**SOURCE DATA**
╔══
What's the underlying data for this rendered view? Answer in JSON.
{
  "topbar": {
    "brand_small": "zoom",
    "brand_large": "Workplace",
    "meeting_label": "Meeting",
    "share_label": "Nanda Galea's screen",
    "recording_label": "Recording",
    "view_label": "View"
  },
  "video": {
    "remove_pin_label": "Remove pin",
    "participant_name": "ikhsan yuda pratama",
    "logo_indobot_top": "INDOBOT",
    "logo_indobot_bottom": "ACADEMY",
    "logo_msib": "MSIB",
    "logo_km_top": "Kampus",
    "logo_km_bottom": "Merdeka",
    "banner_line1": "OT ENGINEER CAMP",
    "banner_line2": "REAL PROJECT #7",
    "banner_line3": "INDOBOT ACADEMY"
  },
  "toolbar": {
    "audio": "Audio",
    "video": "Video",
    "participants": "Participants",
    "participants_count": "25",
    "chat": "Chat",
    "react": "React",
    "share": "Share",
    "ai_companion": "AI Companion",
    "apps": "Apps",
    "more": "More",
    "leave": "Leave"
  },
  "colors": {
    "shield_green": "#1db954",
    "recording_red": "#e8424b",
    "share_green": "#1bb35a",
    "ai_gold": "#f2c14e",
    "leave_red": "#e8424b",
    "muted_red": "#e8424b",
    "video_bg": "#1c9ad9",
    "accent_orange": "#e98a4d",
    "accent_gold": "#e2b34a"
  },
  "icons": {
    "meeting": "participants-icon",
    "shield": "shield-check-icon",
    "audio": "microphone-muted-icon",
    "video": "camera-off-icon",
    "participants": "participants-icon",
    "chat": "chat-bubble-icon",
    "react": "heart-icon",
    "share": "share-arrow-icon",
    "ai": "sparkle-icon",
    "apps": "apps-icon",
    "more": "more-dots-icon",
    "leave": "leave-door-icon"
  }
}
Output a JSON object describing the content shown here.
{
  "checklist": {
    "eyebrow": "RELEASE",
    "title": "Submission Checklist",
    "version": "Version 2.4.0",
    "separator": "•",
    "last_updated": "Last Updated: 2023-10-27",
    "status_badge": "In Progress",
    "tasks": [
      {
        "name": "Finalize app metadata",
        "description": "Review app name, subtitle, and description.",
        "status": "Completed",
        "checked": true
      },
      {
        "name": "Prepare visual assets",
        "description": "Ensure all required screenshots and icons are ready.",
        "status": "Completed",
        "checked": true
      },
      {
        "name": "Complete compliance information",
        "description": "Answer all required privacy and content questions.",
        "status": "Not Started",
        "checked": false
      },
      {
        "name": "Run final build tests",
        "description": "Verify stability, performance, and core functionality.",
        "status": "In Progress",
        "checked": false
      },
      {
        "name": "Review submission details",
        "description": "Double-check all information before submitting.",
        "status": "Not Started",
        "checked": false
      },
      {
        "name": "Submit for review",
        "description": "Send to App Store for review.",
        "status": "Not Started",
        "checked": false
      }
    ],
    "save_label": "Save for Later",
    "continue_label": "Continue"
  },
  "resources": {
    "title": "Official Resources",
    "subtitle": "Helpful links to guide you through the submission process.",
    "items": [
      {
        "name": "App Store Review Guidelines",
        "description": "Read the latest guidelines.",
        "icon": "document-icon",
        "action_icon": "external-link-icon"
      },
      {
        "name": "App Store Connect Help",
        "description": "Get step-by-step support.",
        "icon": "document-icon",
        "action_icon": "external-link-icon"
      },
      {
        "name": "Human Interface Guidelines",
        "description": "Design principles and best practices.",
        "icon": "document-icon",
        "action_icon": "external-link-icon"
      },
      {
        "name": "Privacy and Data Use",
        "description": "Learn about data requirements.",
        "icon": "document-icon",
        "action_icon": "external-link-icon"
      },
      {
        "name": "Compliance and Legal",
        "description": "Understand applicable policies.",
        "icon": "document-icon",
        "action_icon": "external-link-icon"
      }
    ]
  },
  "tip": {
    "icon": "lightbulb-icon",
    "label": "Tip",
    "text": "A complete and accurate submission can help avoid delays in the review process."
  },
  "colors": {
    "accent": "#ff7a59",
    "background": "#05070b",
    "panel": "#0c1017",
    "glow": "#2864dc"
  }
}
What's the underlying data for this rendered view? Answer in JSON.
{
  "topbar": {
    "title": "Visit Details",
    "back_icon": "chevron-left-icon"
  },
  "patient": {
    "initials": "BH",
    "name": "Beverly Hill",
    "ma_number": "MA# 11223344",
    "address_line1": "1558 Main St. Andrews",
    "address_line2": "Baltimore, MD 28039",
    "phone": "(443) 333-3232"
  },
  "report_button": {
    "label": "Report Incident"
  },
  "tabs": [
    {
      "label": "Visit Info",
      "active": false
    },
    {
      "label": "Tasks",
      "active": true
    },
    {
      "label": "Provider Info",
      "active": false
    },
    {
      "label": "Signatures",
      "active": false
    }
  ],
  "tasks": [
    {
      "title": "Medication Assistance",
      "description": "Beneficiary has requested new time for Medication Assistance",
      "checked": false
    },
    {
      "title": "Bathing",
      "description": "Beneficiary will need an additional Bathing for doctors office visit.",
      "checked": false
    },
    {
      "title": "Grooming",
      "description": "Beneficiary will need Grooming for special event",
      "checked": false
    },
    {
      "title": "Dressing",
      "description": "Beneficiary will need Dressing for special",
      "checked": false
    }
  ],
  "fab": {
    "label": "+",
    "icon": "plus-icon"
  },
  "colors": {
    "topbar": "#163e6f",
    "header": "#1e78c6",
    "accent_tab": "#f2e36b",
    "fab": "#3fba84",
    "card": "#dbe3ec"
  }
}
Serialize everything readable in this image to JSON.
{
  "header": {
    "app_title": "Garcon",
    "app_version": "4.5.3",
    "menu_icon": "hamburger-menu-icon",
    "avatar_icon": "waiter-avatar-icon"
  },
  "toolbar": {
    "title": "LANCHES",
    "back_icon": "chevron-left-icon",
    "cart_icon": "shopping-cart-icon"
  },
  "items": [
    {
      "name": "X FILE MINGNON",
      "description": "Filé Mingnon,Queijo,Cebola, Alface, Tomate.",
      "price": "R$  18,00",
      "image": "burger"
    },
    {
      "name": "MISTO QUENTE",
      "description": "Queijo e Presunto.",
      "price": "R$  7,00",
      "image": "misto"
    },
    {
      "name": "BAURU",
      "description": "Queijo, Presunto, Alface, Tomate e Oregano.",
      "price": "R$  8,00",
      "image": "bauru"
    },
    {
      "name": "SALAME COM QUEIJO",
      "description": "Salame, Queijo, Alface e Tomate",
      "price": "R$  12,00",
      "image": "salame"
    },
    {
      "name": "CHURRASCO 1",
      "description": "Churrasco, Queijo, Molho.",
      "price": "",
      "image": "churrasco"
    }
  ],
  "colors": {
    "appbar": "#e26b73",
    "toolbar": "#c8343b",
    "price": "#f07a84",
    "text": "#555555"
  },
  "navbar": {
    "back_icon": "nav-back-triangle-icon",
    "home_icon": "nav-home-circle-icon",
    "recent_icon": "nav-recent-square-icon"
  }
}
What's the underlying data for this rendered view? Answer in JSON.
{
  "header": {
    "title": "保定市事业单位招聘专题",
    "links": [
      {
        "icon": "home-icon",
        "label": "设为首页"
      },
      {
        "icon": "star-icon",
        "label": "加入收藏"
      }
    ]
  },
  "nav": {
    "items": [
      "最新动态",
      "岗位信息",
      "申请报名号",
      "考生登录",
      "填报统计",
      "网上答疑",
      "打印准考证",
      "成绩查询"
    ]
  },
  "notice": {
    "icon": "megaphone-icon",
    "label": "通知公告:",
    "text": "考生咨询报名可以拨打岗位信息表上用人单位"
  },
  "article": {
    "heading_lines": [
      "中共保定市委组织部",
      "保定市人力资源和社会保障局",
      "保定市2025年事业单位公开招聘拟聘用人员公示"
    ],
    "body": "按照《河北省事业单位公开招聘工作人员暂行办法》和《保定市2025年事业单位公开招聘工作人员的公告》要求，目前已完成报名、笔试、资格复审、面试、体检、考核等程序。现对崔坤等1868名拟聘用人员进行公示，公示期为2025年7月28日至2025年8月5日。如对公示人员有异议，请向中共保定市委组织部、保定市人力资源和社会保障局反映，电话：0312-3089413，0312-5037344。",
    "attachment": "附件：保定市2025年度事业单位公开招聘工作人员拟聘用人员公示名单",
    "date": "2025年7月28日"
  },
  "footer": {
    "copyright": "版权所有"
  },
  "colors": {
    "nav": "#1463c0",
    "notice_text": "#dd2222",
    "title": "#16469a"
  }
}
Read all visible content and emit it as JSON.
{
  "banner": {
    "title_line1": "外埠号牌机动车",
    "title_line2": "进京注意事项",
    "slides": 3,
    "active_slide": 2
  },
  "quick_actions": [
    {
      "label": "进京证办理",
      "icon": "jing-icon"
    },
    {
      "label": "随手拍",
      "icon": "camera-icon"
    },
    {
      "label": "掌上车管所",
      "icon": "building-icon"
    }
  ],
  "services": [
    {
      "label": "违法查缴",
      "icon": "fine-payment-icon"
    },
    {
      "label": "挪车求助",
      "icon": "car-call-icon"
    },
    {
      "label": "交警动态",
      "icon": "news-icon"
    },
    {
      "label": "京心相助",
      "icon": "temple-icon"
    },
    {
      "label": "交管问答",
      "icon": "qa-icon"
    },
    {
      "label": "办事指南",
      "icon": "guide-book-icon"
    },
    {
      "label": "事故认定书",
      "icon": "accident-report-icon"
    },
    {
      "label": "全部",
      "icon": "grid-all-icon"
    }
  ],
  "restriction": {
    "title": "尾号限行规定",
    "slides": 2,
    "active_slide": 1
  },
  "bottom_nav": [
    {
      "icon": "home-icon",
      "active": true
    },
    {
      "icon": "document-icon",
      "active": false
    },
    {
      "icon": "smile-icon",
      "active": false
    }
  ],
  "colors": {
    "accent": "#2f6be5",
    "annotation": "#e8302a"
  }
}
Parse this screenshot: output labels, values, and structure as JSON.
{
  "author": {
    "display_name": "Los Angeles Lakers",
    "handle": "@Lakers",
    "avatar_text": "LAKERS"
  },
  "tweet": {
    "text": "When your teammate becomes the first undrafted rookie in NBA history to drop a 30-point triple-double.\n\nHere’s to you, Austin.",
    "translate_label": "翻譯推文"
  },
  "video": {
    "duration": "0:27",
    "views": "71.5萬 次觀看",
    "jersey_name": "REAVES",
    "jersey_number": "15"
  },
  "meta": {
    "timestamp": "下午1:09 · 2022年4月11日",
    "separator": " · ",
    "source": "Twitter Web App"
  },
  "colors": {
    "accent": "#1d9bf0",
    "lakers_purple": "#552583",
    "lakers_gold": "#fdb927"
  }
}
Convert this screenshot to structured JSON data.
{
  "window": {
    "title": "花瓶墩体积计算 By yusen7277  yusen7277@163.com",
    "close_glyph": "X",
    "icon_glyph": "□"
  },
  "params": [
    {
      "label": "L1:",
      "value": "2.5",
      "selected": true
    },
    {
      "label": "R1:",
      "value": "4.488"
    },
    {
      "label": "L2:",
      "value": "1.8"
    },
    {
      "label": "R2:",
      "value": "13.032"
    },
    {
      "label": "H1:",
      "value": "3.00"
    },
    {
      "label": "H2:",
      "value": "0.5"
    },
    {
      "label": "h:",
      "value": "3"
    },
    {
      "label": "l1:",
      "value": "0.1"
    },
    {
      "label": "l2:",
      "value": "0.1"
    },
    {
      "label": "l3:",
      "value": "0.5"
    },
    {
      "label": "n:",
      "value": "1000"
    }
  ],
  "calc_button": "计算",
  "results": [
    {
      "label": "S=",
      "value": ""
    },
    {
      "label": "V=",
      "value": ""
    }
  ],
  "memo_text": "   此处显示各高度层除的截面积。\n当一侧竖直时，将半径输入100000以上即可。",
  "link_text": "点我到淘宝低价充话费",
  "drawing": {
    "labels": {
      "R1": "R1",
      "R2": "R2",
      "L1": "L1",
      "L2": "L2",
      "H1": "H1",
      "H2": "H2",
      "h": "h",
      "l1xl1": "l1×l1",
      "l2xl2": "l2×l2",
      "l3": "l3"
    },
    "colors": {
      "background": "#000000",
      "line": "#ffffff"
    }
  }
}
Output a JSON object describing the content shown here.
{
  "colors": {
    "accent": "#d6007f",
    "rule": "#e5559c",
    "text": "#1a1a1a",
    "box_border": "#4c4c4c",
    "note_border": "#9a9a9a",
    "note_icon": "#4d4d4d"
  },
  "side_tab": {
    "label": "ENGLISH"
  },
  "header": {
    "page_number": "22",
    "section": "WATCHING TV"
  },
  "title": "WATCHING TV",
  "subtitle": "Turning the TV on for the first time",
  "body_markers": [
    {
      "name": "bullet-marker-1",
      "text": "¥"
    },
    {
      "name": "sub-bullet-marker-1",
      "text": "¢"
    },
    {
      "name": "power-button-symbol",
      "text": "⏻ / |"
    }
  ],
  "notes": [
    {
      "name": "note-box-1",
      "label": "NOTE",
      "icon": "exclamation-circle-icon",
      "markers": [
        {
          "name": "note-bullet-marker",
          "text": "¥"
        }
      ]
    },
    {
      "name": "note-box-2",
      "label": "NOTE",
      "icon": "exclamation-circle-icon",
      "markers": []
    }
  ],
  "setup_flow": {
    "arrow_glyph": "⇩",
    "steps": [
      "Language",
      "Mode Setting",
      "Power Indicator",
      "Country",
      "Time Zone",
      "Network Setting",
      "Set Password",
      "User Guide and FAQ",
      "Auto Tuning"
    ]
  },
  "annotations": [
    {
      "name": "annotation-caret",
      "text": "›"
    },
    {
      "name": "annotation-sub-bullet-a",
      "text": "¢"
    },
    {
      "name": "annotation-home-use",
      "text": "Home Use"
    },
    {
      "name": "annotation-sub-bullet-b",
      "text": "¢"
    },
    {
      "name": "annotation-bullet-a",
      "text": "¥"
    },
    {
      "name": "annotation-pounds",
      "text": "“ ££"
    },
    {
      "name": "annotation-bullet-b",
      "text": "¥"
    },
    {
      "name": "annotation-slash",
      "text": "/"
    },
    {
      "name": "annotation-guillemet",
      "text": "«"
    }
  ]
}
╚══
**TASK PROMPT**
Extract, from the material above, each line holding the word "chevron".

**FULL SOLUTION**
    "back_icon": "chevron-left-icon"
    "back_icon": "chevron-left-icon",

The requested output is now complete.